**DIRECTIONS**.
Find and copy lines holding "grid".

[Dataset excerpt]
══════════

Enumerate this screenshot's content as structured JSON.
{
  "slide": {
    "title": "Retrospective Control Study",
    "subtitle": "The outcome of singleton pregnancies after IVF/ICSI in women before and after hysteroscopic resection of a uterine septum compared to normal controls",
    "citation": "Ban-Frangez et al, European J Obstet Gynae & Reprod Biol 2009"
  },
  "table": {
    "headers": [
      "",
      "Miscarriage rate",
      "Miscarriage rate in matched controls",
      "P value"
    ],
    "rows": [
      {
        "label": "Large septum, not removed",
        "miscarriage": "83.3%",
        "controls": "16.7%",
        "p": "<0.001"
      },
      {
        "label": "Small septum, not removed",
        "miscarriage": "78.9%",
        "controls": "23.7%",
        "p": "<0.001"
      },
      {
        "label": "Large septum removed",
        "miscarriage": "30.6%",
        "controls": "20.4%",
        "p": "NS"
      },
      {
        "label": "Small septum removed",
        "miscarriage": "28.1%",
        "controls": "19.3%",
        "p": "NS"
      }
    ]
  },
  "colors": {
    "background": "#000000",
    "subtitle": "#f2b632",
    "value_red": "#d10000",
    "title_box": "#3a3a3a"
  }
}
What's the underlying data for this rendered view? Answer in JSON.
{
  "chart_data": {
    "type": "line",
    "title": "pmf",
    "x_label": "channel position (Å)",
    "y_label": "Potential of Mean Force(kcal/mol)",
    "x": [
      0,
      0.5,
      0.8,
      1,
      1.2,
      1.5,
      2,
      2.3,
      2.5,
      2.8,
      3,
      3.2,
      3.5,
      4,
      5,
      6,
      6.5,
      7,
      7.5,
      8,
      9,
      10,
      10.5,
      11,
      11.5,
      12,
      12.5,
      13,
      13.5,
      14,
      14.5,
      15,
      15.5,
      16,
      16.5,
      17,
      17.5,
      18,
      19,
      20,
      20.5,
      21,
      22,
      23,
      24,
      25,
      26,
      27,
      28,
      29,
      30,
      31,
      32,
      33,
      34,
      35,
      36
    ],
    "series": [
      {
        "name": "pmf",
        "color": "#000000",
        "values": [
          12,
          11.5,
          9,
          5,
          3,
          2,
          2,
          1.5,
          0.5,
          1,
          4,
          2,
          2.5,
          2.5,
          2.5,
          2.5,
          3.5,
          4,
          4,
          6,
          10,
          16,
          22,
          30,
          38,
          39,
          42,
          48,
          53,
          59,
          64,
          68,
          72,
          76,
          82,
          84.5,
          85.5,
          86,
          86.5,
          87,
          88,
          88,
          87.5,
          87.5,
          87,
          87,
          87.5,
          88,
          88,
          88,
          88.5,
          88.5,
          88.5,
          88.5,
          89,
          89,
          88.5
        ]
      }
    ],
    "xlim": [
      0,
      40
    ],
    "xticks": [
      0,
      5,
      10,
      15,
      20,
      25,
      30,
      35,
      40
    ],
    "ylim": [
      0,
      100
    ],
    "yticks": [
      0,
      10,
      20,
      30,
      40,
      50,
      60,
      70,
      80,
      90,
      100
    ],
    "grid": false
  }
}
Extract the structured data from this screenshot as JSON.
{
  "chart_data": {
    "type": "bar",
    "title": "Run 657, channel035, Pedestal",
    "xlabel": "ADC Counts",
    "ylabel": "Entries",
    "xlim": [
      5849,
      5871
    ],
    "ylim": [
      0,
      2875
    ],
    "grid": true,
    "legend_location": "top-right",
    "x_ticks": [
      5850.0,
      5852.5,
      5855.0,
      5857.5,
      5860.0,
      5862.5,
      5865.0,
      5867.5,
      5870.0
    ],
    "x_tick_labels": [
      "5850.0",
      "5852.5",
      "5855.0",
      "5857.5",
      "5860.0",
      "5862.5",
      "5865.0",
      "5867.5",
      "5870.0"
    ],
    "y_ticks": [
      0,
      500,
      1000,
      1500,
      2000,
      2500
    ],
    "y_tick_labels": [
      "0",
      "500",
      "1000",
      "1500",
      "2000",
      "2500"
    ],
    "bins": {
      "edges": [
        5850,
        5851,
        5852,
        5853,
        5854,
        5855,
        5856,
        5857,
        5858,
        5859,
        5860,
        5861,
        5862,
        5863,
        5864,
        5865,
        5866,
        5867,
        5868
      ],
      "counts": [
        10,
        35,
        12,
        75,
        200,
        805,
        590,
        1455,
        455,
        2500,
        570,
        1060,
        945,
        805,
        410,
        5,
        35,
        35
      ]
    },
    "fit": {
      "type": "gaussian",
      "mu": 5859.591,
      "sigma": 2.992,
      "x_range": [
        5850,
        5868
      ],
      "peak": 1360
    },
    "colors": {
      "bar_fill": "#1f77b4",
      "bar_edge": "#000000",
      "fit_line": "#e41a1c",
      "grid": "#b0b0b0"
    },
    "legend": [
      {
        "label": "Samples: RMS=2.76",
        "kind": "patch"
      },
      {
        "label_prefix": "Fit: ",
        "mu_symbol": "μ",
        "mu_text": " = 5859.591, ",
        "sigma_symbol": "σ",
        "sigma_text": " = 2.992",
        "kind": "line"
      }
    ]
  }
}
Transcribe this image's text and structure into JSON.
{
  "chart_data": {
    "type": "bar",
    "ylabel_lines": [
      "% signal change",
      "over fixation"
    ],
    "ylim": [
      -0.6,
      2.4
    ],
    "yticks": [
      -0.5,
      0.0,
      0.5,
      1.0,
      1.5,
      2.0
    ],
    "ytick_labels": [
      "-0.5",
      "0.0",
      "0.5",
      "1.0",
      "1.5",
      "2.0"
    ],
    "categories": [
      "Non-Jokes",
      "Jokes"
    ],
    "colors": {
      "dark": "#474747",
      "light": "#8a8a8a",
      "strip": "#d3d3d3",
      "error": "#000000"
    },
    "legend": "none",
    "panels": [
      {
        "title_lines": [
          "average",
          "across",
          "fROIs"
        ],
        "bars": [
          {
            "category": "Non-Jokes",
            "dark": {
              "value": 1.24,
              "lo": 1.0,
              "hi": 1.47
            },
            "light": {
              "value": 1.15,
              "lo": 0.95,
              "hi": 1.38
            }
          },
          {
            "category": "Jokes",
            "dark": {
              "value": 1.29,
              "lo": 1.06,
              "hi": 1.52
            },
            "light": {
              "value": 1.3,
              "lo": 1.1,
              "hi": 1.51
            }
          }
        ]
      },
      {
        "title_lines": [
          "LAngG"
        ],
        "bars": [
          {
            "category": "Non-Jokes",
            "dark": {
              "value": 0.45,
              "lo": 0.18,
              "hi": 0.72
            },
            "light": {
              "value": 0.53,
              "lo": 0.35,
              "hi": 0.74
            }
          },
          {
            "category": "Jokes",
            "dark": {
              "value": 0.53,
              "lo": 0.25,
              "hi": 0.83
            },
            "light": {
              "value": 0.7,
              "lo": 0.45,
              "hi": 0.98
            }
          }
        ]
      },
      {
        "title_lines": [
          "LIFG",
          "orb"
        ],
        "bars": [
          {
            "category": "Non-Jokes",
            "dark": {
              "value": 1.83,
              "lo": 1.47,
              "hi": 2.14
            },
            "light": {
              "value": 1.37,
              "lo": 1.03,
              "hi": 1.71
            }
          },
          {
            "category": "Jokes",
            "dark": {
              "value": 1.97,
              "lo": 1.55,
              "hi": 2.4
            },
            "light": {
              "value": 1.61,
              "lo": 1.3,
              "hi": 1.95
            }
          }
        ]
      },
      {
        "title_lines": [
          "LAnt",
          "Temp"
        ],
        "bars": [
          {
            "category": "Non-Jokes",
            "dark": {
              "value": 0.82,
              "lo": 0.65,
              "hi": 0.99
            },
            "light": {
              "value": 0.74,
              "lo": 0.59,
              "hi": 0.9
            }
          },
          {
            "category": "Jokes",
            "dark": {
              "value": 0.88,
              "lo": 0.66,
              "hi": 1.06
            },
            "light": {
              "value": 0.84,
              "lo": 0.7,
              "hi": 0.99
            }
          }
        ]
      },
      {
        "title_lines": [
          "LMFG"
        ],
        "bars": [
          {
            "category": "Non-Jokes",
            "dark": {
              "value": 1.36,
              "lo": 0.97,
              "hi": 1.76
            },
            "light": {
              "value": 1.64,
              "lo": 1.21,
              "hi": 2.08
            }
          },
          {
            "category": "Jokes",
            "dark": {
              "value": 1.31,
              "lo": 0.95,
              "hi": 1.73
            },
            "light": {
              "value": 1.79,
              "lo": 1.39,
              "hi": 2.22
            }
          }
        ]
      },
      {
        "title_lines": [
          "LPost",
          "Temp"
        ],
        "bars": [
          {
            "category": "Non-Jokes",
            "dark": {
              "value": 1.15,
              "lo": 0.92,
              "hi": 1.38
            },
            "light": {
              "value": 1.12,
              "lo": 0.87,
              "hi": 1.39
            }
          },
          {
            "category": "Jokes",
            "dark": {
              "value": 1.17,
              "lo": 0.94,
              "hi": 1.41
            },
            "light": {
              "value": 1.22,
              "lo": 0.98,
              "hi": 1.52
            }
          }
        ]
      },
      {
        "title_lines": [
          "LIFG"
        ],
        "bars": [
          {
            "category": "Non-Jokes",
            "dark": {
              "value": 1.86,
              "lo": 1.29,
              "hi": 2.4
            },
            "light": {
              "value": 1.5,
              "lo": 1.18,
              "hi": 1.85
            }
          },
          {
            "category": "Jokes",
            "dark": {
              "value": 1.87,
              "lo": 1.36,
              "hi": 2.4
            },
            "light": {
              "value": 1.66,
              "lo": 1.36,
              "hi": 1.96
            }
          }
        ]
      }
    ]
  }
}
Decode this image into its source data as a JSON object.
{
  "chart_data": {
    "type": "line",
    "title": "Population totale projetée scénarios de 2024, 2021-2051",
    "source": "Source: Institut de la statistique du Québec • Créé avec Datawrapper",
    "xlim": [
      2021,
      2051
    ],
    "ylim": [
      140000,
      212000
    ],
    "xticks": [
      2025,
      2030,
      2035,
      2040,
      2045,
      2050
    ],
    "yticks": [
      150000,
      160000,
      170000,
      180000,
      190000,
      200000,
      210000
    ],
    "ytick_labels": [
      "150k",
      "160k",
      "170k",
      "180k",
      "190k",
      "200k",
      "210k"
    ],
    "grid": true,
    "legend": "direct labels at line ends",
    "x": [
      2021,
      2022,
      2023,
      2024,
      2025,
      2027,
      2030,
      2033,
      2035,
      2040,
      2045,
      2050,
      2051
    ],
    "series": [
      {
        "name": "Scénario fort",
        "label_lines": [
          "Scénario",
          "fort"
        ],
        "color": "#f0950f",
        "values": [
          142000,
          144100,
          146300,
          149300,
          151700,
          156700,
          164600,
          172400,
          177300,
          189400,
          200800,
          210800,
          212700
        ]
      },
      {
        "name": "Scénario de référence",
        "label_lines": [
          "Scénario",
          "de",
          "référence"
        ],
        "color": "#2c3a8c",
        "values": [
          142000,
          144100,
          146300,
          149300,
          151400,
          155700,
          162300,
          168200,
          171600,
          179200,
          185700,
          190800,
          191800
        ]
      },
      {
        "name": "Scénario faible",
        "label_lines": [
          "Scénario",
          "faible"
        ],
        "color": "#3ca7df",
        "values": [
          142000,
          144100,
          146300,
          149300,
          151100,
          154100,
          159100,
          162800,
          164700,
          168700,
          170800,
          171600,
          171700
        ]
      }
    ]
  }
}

══════════

**CORRECT ANSWER**.
    "grid": false
    "grid": true,
      "grid": "#b0b0b0"
    "grid": true,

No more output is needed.